Stored dataset items:
_ _ _ _

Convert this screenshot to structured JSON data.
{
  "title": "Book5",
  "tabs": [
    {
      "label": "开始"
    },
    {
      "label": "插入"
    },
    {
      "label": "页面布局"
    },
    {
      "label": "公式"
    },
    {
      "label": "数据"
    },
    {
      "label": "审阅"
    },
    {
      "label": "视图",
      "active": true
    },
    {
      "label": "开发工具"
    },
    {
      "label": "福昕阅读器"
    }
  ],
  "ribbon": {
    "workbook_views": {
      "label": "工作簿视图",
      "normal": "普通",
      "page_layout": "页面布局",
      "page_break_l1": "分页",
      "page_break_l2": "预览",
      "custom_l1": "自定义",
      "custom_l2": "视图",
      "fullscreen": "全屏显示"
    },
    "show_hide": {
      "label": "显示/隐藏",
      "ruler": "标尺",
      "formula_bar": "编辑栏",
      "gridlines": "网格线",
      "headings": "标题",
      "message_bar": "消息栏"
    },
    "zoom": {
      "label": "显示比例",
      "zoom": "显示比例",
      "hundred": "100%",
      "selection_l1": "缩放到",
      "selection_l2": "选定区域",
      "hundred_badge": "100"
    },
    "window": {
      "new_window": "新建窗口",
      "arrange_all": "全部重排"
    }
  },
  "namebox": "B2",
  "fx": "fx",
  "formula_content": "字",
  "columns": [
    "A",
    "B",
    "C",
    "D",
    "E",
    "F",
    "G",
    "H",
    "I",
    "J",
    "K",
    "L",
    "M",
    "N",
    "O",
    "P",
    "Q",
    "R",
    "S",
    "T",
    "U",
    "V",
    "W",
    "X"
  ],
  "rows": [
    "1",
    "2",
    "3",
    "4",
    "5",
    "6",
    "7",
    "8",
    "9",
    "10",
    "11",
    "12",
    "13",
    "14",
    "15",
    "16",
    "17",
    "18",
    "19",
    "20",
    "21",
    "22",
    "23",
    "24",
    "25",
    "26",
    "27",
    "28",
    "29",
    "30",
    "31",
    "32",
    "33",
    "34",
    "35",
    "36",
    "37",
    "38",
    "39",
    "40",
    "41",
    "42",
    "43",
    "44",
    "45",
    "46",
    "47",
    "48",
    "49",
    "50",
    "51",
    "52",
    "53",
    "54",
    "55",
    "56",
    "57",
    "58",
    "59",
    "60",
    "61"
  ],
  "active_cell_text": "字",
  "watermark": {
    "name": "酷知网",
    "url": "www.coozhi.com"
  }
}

_ _ _ _

Write out every record verbatim.

* **The result**
Convert this screenshot to structured JSON data.
{
  "title": "Book5",
  "tabs": [
    {
      "label": "开始"
    },
    {
      "label": "插入"
    },
    {
      "label": "页面布局"
    },
    {
      "label": "公式"
    },
    {
      "label": "数据"
    },
    {
      "label": "审阅"
    },
    {
      "label": "视图",
      "active": true
    },
    {
      "label": "开发工具"
    },
    {
      "label": "福昕阅读器"
    }
  ],
  "ribbon": {
    "workbook_views": {
      "label": "工作簿视图",
      "normal": "普通",
      "page_layout": "页面布局",
      "page_break_l1": "分页",
      "page_break_l2": "预览",
      "custom_l1": "自定义",
      "custom_l2": "视图",
      "fullscreen": "全屏显示"
    },
    "show_hide": {
      "label": "显示/隐藏",
      "ruler": "标尺",
      "formula_bar": "编辑栏",
      "gridlines": "网格线",
      "headings": "标题",
      "message_bar": "消息栏"
    },
    "zoom": {
      "label": "显示比例",
      "zoom": "显示比例",
      "hundred": "100%",
      "selection_l1": "缩放到",
      "selection_l2": "选定区域",
      "hundred_badge": "100"
    },
    "window": {
      "new_window": "新建窗口",
      "arrange_all": "全部重排"
    }
  },
  "namebox": "B2",
  "fx": "fx",
  "formula_content": "字",
  "columns": [
    "A",
    "B",
    "C",
    "D",
    "E",
    "F",
    "G",
    "H",
    "I",
    "J",
    "K",
    "L",
    "M",
    "N",
    "O",
    "P",
    "Q",
    "R",
    "S",
    "T",
    "U",
    "V",
    "W",
    "X"
  ],
  "rows": [
    "1",
    "2",
    "3",
    "4",
    "5",
    "6",
    "7",
    "8",
    "9",
    "10",
    "11",
    "12",
    "13",
    "14",
    "15",
    "16",
    "17",
    "18",
    "19",
    "20",
    "21",
    "22",
    "23",
    "24",
    "25",
    "26",
    "27",
    "28",
    "29",
    "30",
    "31",
    "32",
    "33",
    "34",
    "35",
    "36",
    "37",
    "38",
    "39",
    "40",
    "41",
    "42",
    "43",
    "44",
    "45",
    "46",
    "47",
    "48",
    "49",
    "50",
    "51",
    "52",
    "53",
    "54",
    "55",
    "56",
    "57",
    "58",
    "59",
    "60",
    "61"
  ],
  "active_cell_text": "字",
  "watermark": {
    "name": "酷知网",
    "url": "www.coozhi.com"
  }
}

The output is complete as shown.